--- START Records for this exercise ---
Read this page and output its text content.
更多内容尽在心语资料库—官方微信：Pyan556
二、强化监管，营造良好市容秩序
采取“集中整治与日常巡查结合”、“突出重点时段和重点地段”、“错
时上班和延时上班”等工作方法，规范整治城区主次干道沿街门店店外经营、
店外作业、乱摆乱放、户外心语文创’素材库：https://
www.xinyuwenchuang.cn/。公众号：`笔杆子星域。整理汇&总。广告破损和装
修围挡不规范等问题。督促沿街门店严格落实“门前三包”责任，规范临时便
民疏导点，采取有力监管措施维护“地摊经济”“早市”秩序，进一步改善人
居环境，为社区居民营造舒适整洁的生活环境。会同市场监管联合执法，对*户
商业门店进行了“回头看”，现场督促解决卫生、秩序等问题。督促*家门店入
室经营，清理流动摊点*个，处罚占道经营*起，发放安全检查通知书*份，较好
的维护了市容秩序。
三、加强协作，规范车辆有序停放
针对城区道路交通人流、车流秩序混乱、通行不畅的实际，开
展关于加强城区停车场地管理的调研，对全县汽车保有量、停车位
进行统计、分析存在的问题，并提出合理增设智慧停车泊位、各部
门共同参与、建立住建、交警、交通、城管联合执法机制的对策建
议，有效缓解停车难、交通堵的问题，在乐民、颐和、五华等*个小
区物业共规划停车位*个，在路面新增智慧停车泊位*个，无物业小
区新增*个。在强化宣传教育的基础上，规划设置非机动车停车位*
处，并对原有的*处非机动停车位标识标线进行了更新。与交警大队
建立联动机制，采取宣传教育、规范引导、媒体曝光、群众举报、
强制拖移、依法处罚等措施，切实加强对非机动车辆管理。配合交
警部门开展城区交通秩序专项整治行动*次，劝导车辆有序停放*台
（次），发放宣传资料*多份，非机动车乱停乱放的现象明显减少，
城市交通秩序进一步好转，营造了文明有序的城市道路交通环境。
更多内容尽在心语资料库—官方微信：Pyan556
--- END Records for this exercise ---
Recopy all the lines exactly as they appear.

§ **Exercise response**
Read this page and output its text content.
更多内容尽在心语资料库—官方微信：Pyan556
二、强化监管，营造良好市容秩序
采取“集中整治与日常巡查结合”、“突出重点时段和重点地段”、“错
时上班和延时上班”等工作方法，规范整治城区主次干道沿街门店店外经营、
店外作业、乱摆乱放、户外心语文创’素材库：https://
www.xinyuwenchuang.cn/。公众号：`笔杆子星域。整理汇&总。广告破损和装
修围挡不规范等问题。督促沿街门店严格落实“门前三包”责任，规范临时便
民疏导点，采取有力监管措施维护“地摊经济”“早市”秩序，进一步改善人
居环境，为社区居民营造舒适整洁的生活环境。会同市场监管联合执法，对*户
商业门店进行了“回头看”，现场督促解决卫生、秩序等问题。督促*家门店入
室经营，清理流动摊点*个，处罚占道经营*起，发放安全检查通知书*份，较好
的维护了市容秩序。
三、加强协作，规范车辆有序停放
针对城区道路交通人流、车流秩序混乱、通行不畅的实际，开
展关于加强城区停车场地管理的调研，对全县汽车保有量、停车位
进行统计、分析存在的问题，并提出合理增设智慧停车泊位、各部
门共同参与、建立住建、交警、交通、城管联合执法机制的对策建
议，有效缓解停车难、交通堵的问题，在乐民、颐和、五华等*个小
区物业共规划停车位*个，在路面新增智慧停车泊位*个，无物业小
区新增*个。在强化宣传教育的基础上，规划设置非机动车停车位*
处，并对原有的*处非机动停车位标识标线进行了更新。与交警大队
建立联动机制，采取宣传教育、规范引导、媒体曝光、群众举报、
强制拖移、依法处罚等措施，切实加强对非机动车辆管理。配合交
警部门开展城区交通秩序专项整治行动*次，劝导车辆有序停放*台
（次），发放宣传资料*多份，非机动车乱停乱放的现象明显减少，
城市交通秩序进一步好转，营造了文明有序的城市道路交通环境。
更多内容尽在心语资料库—官方微信：Pyan556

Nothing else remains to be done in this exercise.